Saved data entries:
****

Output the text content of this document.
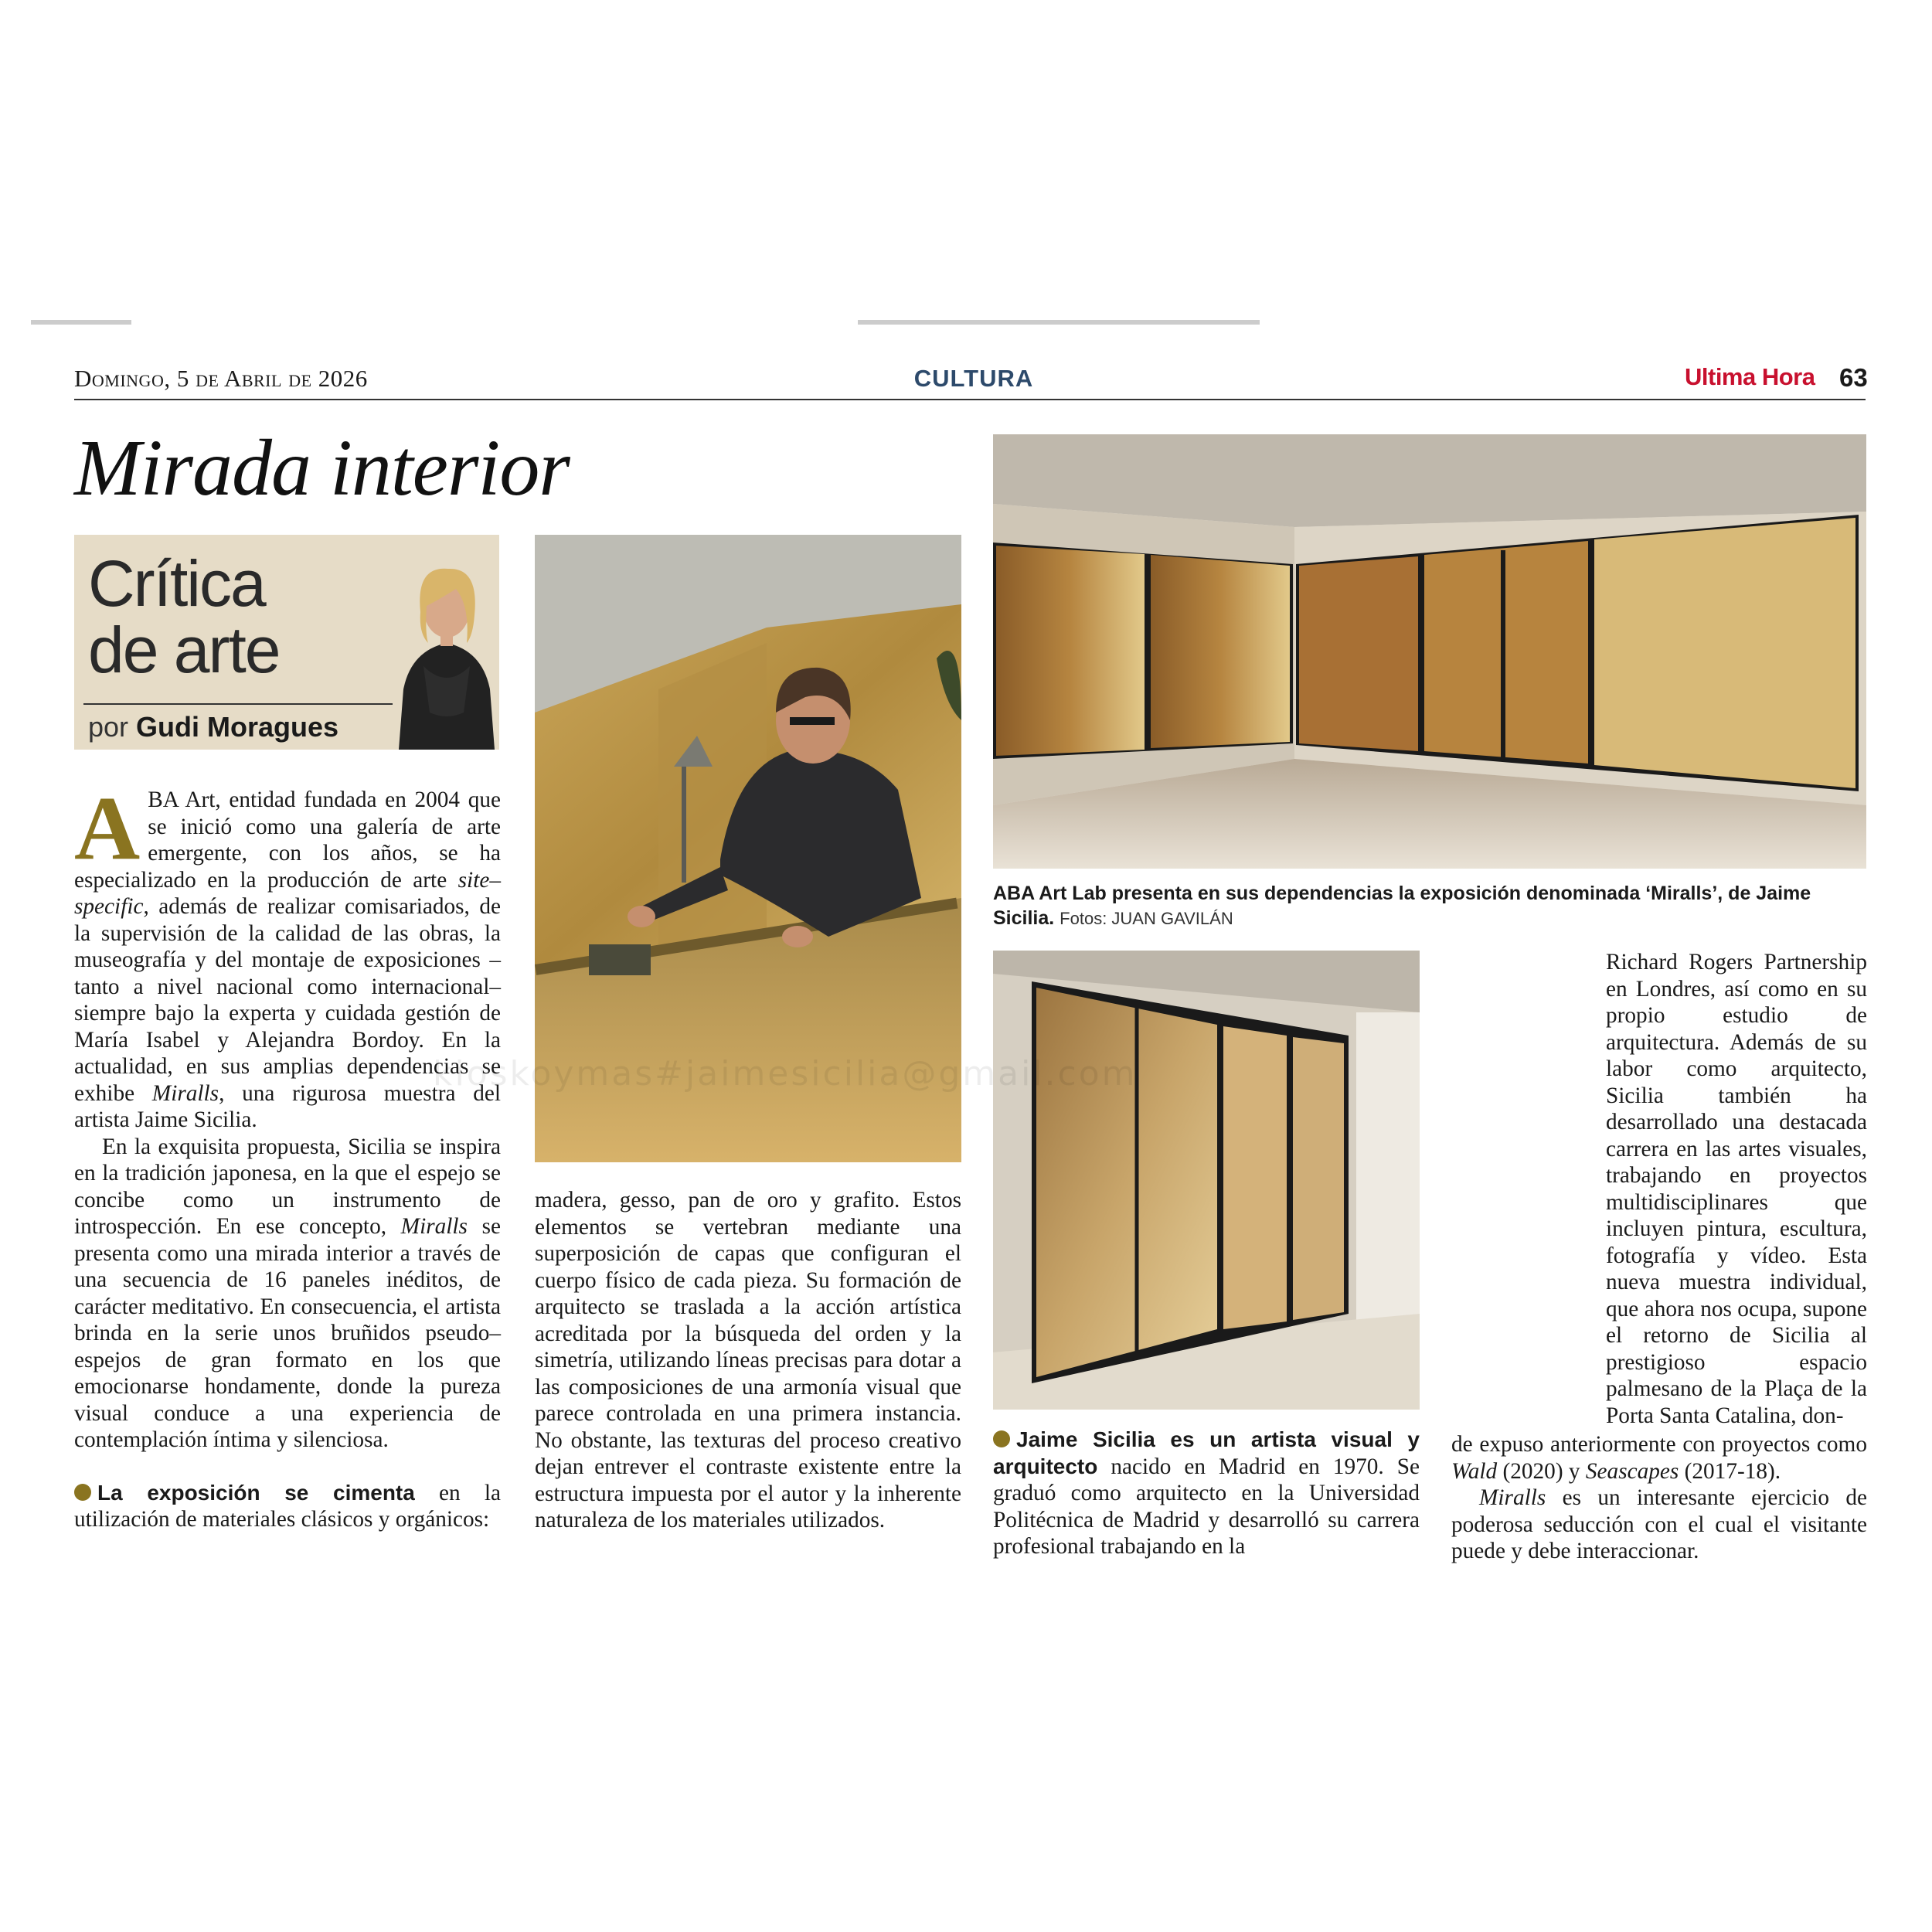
Domingo, 5 de Abril de 2026	CULTURA	Ultima Hora 63
Mirada interior
Crítica
de arte
por Gudi Moragues

ABA Art, entidad fundada en 2004 que se inició como una galería de arte emergente, con los años, se ha especializado en la producción de arte site–specific, además de realizar comisariados, de la supervisión de la calidad de las obras, la museografía y del montaje de exposiciones –tanto a nivel nacional como internacional– siempre bajo la experta y cuidada gestión de María Isabel y Alejandra Bordoy. En la actualidad, en sus amplias dependencias se exhibe Miralls, una rigurosa muestra del artista Jaime Sicilia.

En la exquisita propuesta, Sicilia se inspira en la tradición japonesa, en la que el espejo se concibe como un instrumento de introspección. En ese concepto, Miralls se presenta como una mirada interior a través de una secuencia de 16 paneles inéditos, de carácter meditativo. En consecuencia, el artista brinda en la serie unos bruñidos pseudo– espejos de gran formato en los que emocionarse hondamente, donde la pureza visual conduce a una experiencia de contemplación íntima y silenciosa.

La exposición se cimenta en la utilización de materiales clásicos y orgánicos:

ABA Art Lab presenta en sus dependencias la exposición denominada ‘Miralls’, de Jaime Sicilia. Fotos: JUAN GAVILÁN

madera, gesso, pan de oro y grafito. Estos elementos se vertebran mediante una superposición de capas que configuran el cuerpo físico de cada pieza. Su formación de arquitecto se traslada a la acción artística acreditada por la búsqueda del orden y la simetría, utilizando líneas precisas para dotar a las composiciones de una armonía visual que parece controlada en una primera instancia. No obstante, las texturas del proceso creativo dejan entrever el contraste existente entre la estructura impuesta por el autor y la inherente naturaleza de los materiales utilizados.

Jaime Sicilia es un artista visual y arquitecto nacido en Madrid en 1970. Se graduó como arquitecto en la Universidad Politécnica de Madrid y desarrolló su carrera profesional trabajando en la

Richard Rogers Partnership en Londres, así como en su propio estudio de arquitectura. Además de su labor como arquitecto, Sicilia también ha desarrollado una destacada carrera en las artes visuales, trabajando en proyectos multidisciplinares que incluyen pintura, escultura, fotografía y vídeo. Esta nueva muestra individual, que ahora nos ocupa, supone el retorno de Sicilia al prestigioso espacio palmesano de la Plaça de la Porta Santa Catalina, don-

de expuso anteriormente con proyectos como Wald (2020) y Seascapes (2017-18).

Miralls es un interesante ejercicio de poderosa seducción con el cual el visitante puede y debe interaccionar.

kioskoymas#jaimesicilia@gmail.com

****

▶ [WHAT IS REQUIRED]
Return the listing above word for word, with the pictures removed.

▶ [SOLUTION TO THIS PROBLEM]
Output the text content of this document.
Domingo, 5 de Abril de 2026	CULTURA	Ultima Hora 63
Mirada interior
Crítica
de arte
por Gudi Moragues

ABA Art, entidad fundada en 2004 que se inició como una galería de arte emergente, con los años, se ha especializado en la producción de arte site–specific, además de realizar comisariados, de la supervisión de la calidad de las obras, la museografía y del montaje de exposiciones –tanto a nivel nacional como internacional– siempre bajo la experta y cuidada gestión de María Isabel y Alejandra Bordoy. En la actualidad, en sus amplias dependencias se exhibe Miralls, una rigurosa muestra del artista Jaime Sicilia.

En la exquisita propuesta, Sicilia se inspira en la tradición japonesa, en la que el espejo se concibe como un instrumento de introspección. En ese concepto, Miralls se presenta como una mirada interior a través de una secuencia de 16 paneles inéditos, de carácter meditativo. En consecuencia, el artista brinda en la serie unos bruñidos pseudo– espejos de gran formato en los que emocionarse hondamente, donde la pureza visual conduce a una experiencia de contemplación íntima y silenciosa.

La exposición se cimenta en la utilización de materiales clásicos y orgánicos:

ABA Art Lab presenta en sus dependencias la exposición denominada ‘Miralls’, de Jaime Sicilia. Fotos: JUAN GAVILÁN

madera, gesso, pan de oro y grafito. Estos elementos se vertebran mediante una superposición de capas que configuran el cuerpo físico de cada pieza. Su formación de arquitecto se traslada a la acción artística acreditada por la búsqueda del orden y la simetría, utilizando líneas precisas para dotar a las composiciones de una armonía visual que parece controlada en una primera instancia. No obstante, las texturas del proceso creativo dejan entrever el contraste existente entre la estructura impuesta por el autor y la inherente naturaleza de los materiales utilizados.

Jaime Sicilia es un artista visual y arquitecto nacido en Madrid en 1970. Se graduó como arquitecto en la Universidad Politécnica de Madrid y desarrolló su carrera profesional trabajando en la

Richard Rogers Partnership en Londres, así como en su propio estudio de arquitectura. Además de su labor como arquitecto, Sicilia también ha desarrollado una destacada carrera en las artes visuales, trabajando en proyectos multidisciplinares que incluyen pintura, escultura, fotografía y vídeo. Esta nueva muestra individual, que ahora nos ocupa, supone el retorno de Sicilia al prestigioso espacio palmesano de la Plaça de la Porta Santa Catalina, don-

de expuso anteriormente con proyectos como Wald (2020) y Seascapes (2017-18).

Miralls es un interesante ejercicio de poderosa seducción con el cual el visitante puede y debe interaccionar.

kioskoymas#jaimesicilia@gmail.com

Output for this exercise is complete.